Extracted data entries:
— begin —
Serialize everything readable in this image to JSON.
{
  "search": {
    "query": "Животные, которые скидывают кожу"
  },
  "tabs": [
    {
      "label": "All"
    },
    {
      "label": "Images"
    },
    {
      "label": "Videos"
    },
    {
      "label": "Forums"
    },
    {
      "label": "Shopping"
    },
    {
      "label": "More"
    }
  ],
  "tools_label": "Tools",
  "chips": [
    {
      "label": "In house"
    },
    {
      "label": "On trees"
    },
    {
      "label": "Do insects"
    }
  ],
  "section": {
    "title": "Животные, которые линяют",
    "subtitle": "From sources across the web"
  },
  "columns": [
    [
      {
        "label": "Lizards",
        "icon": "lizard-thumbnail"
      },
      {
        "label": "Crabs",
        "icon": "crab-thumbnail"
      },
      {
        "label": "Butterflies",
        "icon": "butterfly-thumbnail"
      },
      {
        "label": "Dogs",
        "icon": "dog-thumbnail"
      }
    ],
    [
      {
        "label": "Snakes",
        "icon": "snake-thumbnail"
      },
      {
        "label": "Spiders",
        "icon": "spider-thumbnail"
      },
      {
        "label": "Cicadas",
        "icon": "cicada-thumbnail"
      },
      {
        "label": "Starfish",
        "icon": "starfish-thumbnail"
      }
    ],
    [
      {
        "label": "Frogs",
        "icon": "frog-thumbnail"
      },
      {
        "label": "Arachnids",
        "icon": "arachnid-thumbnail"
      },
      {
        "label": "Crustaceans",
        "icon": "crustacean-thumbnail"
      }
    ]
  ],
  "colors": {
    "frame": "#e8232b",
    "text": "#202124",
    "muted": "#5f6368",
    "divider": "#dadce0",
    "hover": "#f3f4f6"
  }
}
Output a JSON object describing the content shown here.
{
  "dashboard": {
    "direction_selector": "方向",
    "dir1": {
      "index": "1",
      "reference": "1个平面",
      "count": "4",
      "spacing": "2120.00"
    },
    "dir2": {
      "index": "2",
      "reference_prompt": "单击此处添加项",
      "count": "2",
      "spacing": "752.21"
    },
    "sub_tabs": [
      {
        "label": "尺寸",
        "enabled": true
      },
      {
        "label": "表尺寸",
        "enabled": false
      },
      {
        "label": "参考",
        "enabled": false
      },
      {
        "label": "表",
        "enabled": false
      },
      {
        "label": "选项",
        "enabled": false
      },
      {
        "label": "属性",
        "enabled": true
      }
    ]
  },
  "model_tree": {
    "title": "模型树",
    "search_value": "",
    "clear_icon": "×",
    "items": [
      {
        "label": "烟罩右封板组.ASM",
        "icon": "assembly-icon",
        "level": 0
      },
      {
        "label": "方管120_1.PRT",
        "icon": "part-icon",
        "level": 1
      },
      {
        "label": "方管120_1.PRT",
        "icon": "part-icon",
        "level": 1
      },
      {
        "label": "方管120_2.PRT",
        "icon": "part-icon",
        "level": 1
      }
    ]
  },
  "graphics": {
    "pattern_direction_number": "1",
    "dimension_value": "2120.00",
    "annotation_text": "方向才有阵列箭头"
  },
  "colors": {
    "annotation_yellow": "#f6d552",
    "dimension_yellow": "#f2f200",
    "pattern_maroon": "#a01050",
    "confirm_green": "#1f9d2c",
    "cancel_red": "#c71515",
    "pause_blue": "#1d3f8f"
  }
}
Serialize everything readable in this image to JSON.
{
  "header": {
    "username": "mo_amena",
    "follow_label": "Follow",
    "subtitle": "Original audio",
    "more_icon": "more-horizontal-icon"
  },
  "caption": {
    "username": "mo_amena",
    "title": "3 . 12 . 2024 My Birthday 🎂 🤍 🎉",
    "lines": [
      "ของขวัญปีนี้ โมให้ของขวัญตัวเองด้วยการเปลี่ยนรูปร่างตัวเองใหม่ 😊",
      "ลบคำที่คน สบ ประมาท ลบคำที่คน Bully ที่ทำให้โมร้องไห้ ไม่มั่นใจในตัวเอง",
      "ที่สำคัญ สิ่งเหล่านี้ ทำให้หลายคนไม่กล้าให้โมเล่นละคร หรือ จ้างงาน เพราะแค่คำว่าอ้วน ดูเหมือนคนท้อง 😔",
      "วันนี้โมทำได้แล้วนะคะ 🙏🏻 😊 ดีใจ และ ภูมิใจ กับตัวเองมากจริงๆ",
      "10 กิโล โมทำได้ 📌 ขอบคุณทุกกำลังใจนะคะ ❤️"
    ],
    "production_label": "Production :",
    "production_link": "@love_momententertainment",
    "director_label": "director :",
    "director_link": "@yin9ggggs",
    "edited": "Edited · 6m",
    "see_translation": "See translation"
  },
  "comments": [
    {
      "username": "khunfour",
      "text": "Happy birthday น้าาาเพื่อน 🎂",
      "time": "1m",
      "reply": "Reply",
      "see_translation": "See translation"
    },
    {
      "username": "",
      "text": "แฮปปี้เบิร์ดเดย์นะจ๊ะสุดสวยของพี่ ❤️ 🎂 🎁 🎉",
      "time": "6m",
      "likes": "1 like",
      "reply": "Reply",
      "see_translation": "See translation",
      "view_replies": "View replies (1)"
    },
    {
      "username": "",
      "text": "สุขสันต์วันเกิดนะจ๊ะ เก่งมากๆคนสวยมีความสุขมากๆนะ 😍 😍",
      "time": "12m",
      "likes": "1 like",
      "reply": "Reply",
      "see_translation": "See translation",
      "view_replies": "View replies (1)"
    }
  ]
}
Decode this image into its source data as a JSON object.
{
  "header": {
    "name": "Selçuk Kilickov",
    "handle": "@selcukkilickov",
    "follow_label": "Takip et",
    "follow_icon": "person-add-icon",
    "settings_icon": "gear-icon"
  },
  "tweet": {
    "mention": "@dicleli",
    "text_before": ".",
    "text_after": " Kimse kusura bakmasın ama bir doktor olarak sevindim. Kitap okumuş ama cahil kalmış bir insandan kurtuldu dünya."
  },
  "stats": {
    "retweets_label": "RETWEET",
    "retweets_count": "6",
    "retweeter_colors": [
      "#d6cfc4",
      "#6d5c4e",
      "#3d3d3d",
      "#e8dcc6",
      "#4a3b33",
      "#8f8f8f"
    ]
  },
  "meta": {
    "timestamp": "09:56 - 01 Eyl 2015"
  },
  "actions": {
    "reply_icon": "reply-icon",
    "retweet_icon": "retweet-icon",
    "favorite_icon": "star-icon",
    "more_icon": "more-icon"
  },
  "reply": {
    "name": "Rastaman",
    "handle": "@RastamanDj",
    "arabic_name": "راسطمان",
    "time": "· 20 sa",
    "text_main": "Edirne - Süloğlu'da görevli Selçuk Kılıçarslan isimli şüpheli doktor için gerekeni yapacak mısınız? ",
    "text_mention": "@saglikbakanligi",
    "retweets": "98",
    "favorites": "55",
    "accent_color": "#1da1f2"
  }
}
— end —
# TASK STATEMENT
In the listing above, how many lines include the word "которые"? Answer with the number and nothing more.

# FINISHED ANSWER
2